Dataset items
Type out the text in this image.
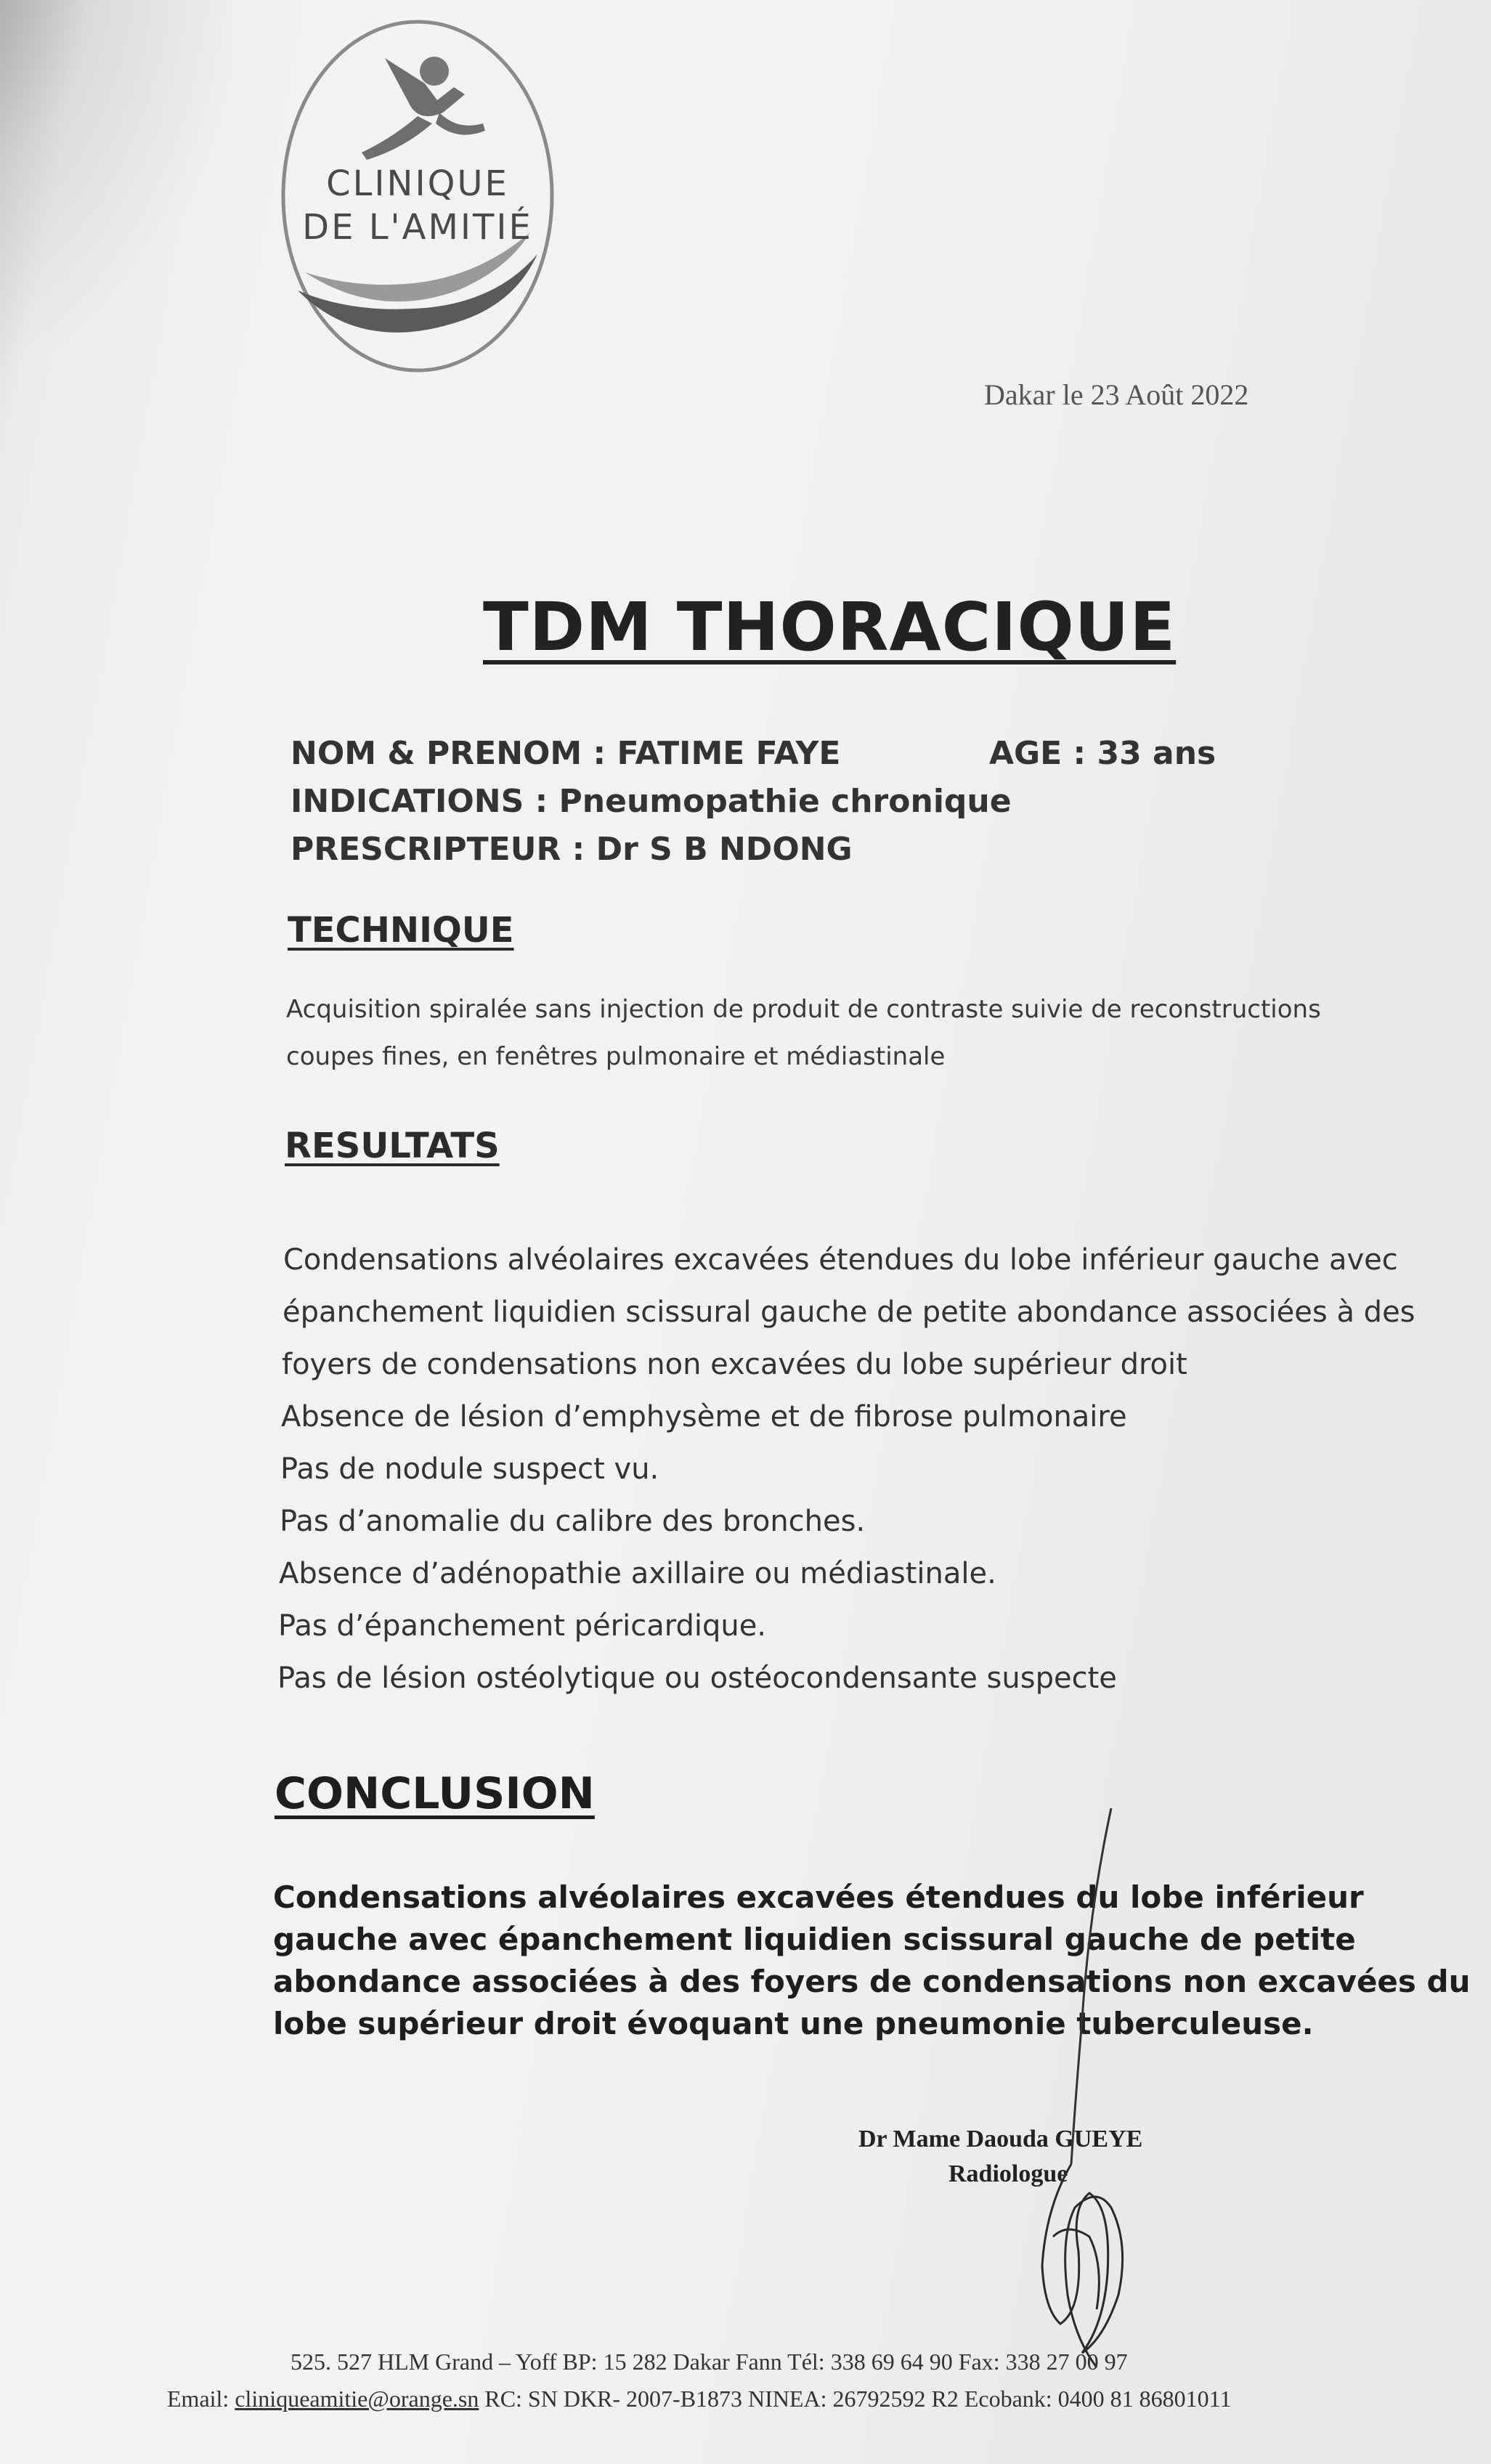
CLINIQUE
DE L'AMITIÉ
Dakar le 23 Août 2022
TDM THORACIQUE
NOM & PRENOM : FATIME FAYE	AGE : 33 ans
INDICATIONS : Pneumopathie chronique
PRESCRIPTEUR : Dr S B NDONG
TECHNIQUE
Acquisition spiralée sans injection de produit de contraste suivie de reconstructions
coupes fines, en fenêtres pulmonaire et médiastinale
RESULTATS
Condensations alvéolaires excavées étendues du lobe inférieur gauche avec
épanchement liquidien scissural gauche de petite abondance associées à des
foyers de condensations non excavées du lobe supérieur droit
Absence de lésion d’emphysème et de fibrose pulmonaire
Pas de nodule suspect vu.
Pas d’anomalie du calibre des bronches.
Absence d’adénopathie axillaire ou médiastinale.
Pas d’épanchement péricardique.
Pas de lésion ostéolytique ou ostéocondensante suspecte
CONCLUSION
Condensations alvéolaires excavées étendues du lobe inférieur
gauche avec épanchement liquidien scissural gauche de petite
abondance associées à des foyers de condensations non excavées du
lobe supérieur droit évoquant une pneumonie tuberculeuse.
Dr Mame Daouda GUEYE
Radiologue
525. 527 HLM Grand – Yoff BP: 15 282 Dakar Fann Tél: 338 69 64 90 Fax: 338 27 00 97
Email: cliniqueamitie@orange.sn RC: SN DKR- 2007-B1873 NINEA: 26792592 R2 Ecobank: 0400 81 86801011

PROBLEM STATEMENT: Set down every record once more, word for word, without pictures.

EXERCISE RESULT:
Type out the text in this image.
CLINIQUE
DE L'AMITIÉ
Dakar le 23 Août 2022
TDM THORACIQUE
NOM & PRENOM : FATIME FAYE	AGE : 33 ans
INDICATIONS : Pneumopathie chronique
PRESCRIPTEUR : Dr S B NDONG
TECHNIQUE
Acquisition spiralée sans injection de produit de contraste suivie de reconstructions
coupes fines, en fenêtres pulmonaire et médiastinale
RESULTATS
Condensations alvéolaires excavées étendues du lobe inférieur gauche avec
épanchement liquidien scissural gauche de petite abondance associées à des
foyers de condensations non excavées du lobe supérieur droit
Absence de lésion d’emphysème et de fibrose pulmonaire
Pas de nodule suspect vu.
Pas d’anomalie du calibre des bronches.
Absence d’adénopathie axillaire ou médiastinale.
Pas d’épanchement péricardique.
Pas de lésion ostéolytique ou ostéocondensante suspecte
CONCLUSION
Condensations alvéolaires excavées étendues du lobe inférieur
gauche avec épanchement liquidien scissural gauche de petite
abondance associées à des foyers de condensations non excavées du
lobe supérieur droit évoquant une pneumonie tuberculeuse.
Dr Mame Daouda GUEYE
Radiologue
525. 527 HLM Grand – Yoff BP: 15 282 Dakar Fann Tél: 338 69 64 90 Fax: 338 27 00 97
Email: cliniqueamitie@orange.sn RC: SN DKR- 2007-B1873 NINEA: 26792592 R2 Ecobank: 0400 81 86801011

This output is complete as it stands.